* [Input for this task]:
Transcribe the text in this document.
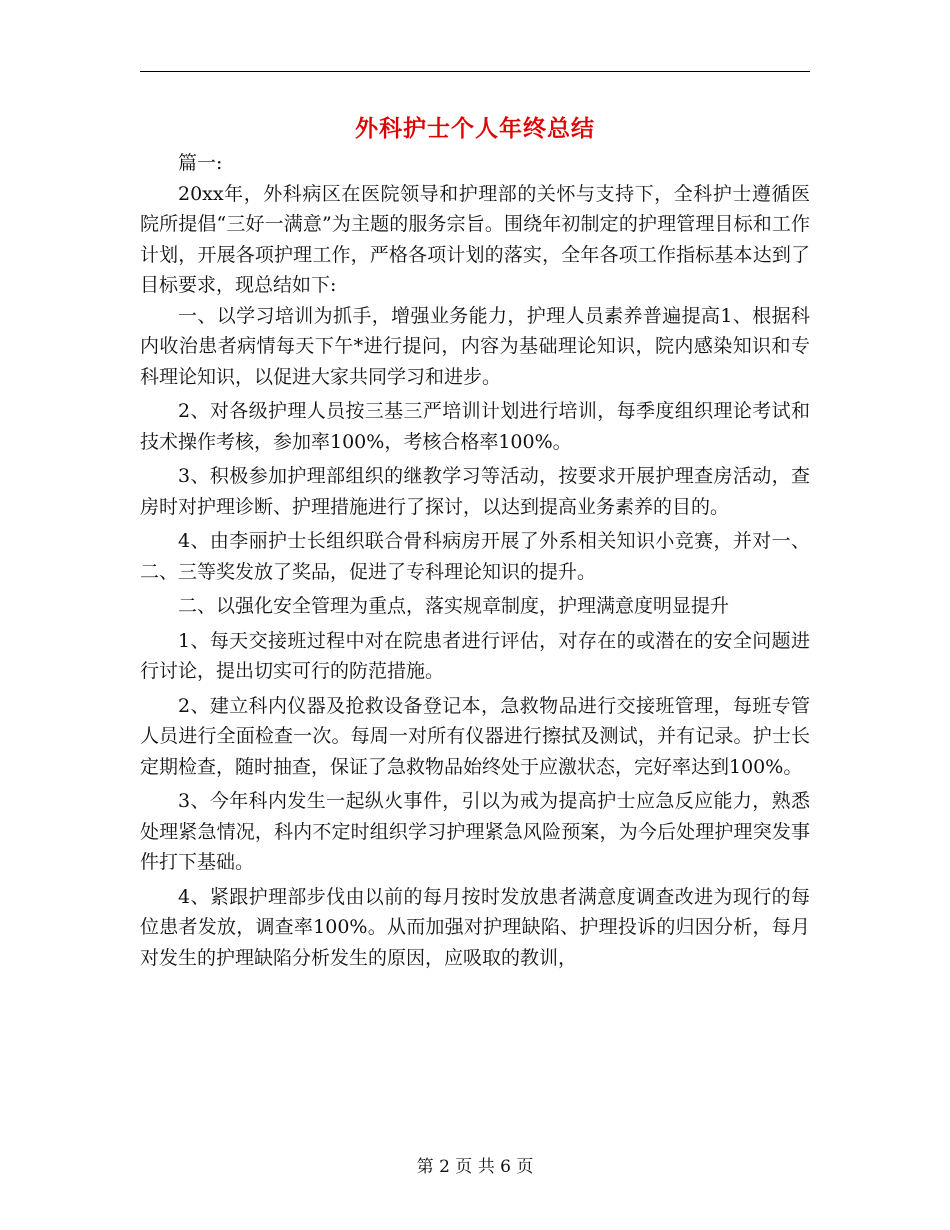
外科护士个人年终总结

篇一:

20xx年，外科病区在医院领导和护理部的关怀与支持下，全科护士遵循医院所提倡“三好一满意”为主题的服务宗旨。围绕年初制定的护理管理目标和工作计划，开展各项护理工作，严格各项计划的落实，全年各项工作指标基本达到了目标要求，现总结如下:

一、以学习培训为抓手，增强业务能力，护理人员素养普遍提高1、根据科内收治患者病情每天下午*进行提问，内容为基础理论知识，院内感染知识和专科理论知识，以促进大家共同学习和进步。

2、对各级护理人员按三基三严培训计划进行培训，每季度组织理论考试和技术操作考核，参加率100%，考核合格率100%。

3、积极参加护理部组织的继教学习等活动，按要求开展护理查房活动，查房时对护理诊断、护理措施进行了探讨，以达到提高业务素养的目的。

4、由李丽护士长组织联合骨科病房开展了外系相关知识小竞赛，并对一、二、三等奖发放了奖品，促进了专科理论知识的提升。

二、以强化安全管理为重点，落实规章制度，护理满意度明显提升

1、每天交接班过程中对在院患者进行评估，对存在的或潜在的安全问题进行讨论，提出切实可行的防范措施。

2、建立科内仪器及抢救设备登记本，急救物品进行交接班管理，每班专管人员进行全面检查一次。每周一对所有仪器进行擦拭及测试，并有记录。护士长定期检查，随时抽查，保证了急救物品始终处于应激状态，完好率达到100%。

3、今年科内发生一起纵火事件，引以为戒为提高护士应急反应能力，熟悉处理紧急情况，科内不定时组织学习护理紧急风险预案，为今后处理护理突发事件打下基础。

4、紧跟护理部步伐由以前的每月按时发放患者满意度调查改进为现行的每位患者发放，调查率100%。从而加强对护理缺陷、护理投诉的归因分析，每月对发生的护理缺陷分析发生的原因，应吸取的教训，

第 2 页 共 6 页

* [Short exercise]:
The records above must be transcribed exactly. Pictures are left out of the copy.

* [Exercise result]:
Transcribe the text in this document.
外科护士个人年终总结

篇一:

20xx年，外科病区在医院领导和护理部的关怀与支持下，全科护士遵循医院所提倡“三好一满意”为主题的服务宗旨。围绕年初制定的护理管理目标和工作计划，开展各项护理工作，严格各项计划的落实，全年各项工作指标基本达到了目标要求，现总结如下:

一、以学习培训为抓手，增强业务能力，护理人员素养普遍提高1、根据科内收治患者病情每天下午*进行提问，内容为基础理论知识，院内感染知识和专科理论知识，以促进大家共同学习和进步。

2、对各级护理人员按三基三严培训计划进行培训，每季度组织理论考试和技术操作考核，参加率100%，考核合格率100%。

3、积极参加护理部组织的继教学习等活动，按要求开展护理查房活动，查房时对护理诊断、护理措施进行了探讨，以达到提高业务素养的目的。

4、由李丽护士长组织联合骨科病房开展了外系相关知识小竞赛，并对一、二、三等奖发放了奖品，促进了专科理论知识的提升。

二、以强化安全管理为重点，落实规章制度，护理满意度明显提升

1、每天交接班过程中对在院患者进行评估，对存在的或潜在的安全问题进行讨论，提出切实可行的防范措施。

2、建立科内仪器及抢救设备登记本，急救物品进行交接班管理，每班专管人员进行全面检查一次。每周一对所有仪器进行擦拭及测试，并有记录。护士长定期检查，随时抽查，保证了急救物品始终处于应激状态，完好率达到100%。

3、今年科内发生一起纵火事件，引以为戒为提高护士应急反应能力，熟悉处理紧急情况，科内不定时组织学习护理紧急风险预案，为今后处理护理突发事件打下基础。

4、紧跟护理部步伐由以前的每月按时发放患者满意度调查改进为现行的每位患者发放，调查率100%。从而加强对护理缺陷、护理投诉的归因分析，每月对发生的护理缺陷分析发生的原因，应吸取的教训，

第 2 页 共 6 页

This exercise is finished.